Extract each line of the material that follows exactly and omit its pictures.

(Entries from a dataset)
##########

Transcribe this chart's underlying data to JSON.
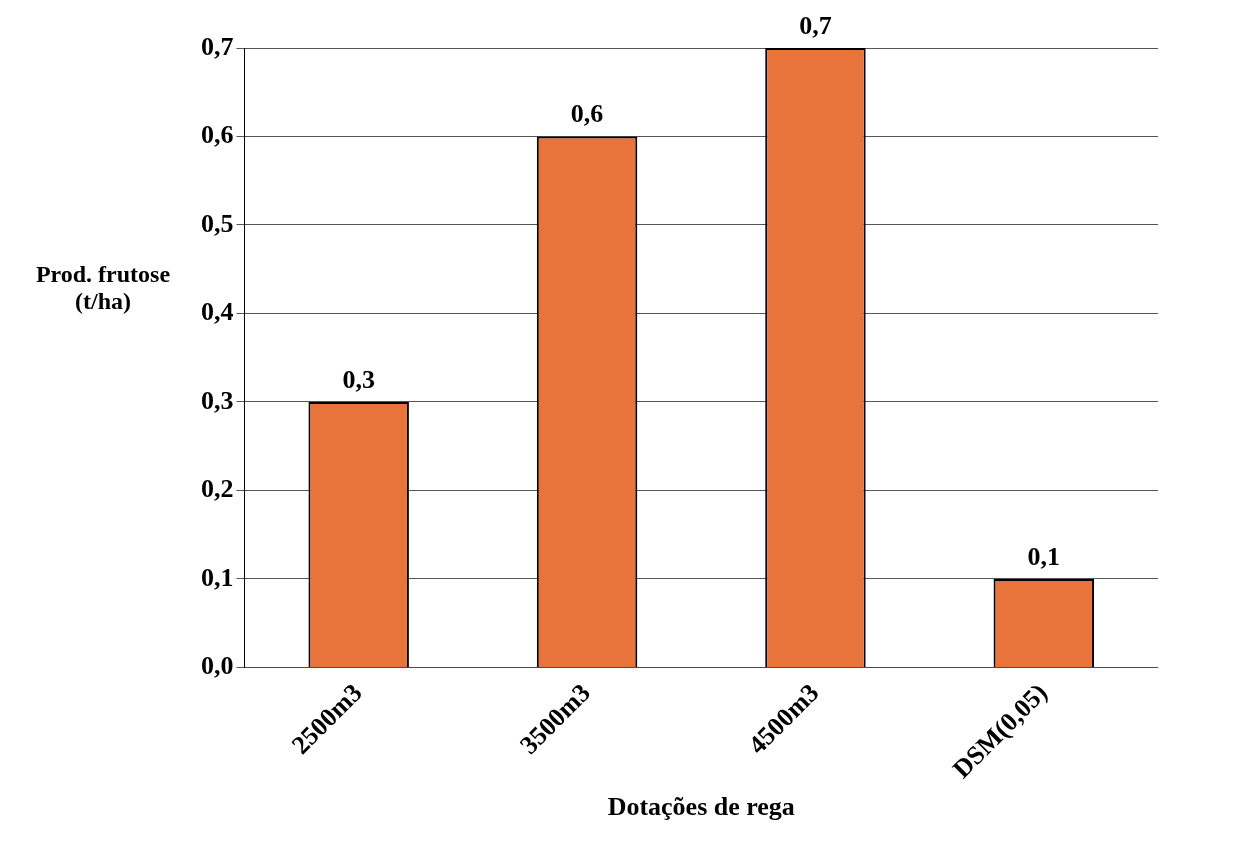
{
  "chart_data": {
    "type": "bar",
    "xlabel": "Dotações de rega",
    "ylabel": "Prod. frutose (t/ha)",
    "categories": [
      "2500m3",
      "3500m3",
      "4500m3",
      "DSM(0,05)"
    ],
    "series": [
      {
        "color": "#e8743c",
        "values": [
          0.3,
          0.6,
          0.7,
          0.1
        ],
        "value_labels": [
          "0,3",
          "0,6",
          "0,7",
          "0,1"
        ]
      }
    ],
    "ylim": [
      0,
      0.7
    ],
    "yticks": [
      {
        "value": 0,
        "label": "0,0"
      },
      {
        "value": 0.1,
        "label": "0,1"
      },
      {
        "value": 0.2,
        "label": "0,2"
      },
      {
        "value": 0.3,
        "label": "0,3"
      },
      {
        "value": 0.4,
        "label": "0,4"
      },
      {
        "value": 0.5,
        "label": "0,5"
      },
      {
        "value": 0.6,
        "label": "0,6"
      },
      {
        "value": 0.7,
        "label": "0,7"
      }
    ],
    "grid": "y",
    "legend": false
  }
}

##########

- Full solution
Transcribe this chart's underlying data to JSON.
{
  "chart_data": {
    "type": "bar",
    "xlabel": "Dotações de rega",
    "ylabel": "Prod. frutose (t/ha)",
    "categories": [
      "2500m3",
      "3500m3",
      "4500m3",
      "DSM(0,05)"
    ],
    "series": [
      {
        "color": "#e8743c",
        "values": [
          0.3,
          0.6,
          0.7,
          0.1
        ],
        "value_labels": [
          "0,3",
          "0,6",
          "0,7",
          "0,1"
        ]
      }
    ],
    "ylim": [
      0,
      0.7
    ],
    "yticks": [
      {
        "value": 0,
        "label": "0,0"
      },
      {
        "value": 0.1,
        "label": "0,1"
      },
      {
        "value": 0.2,
        "label": "0,2"
      },
      {
        "value": 0.3,
        "label": "0,3"
      },
      {
        "value": 0.4,
        "label": "0,4"
      },
      {
        "value": 0.5,
        "label": "0,5"
      },
      {
        "value": 0.6,
        "label": "0,6"
      },
      {
        "value": 0.7,
        "label": "0,7"
      }
    ],
    "grid": "y",
    "legend": false
  }
}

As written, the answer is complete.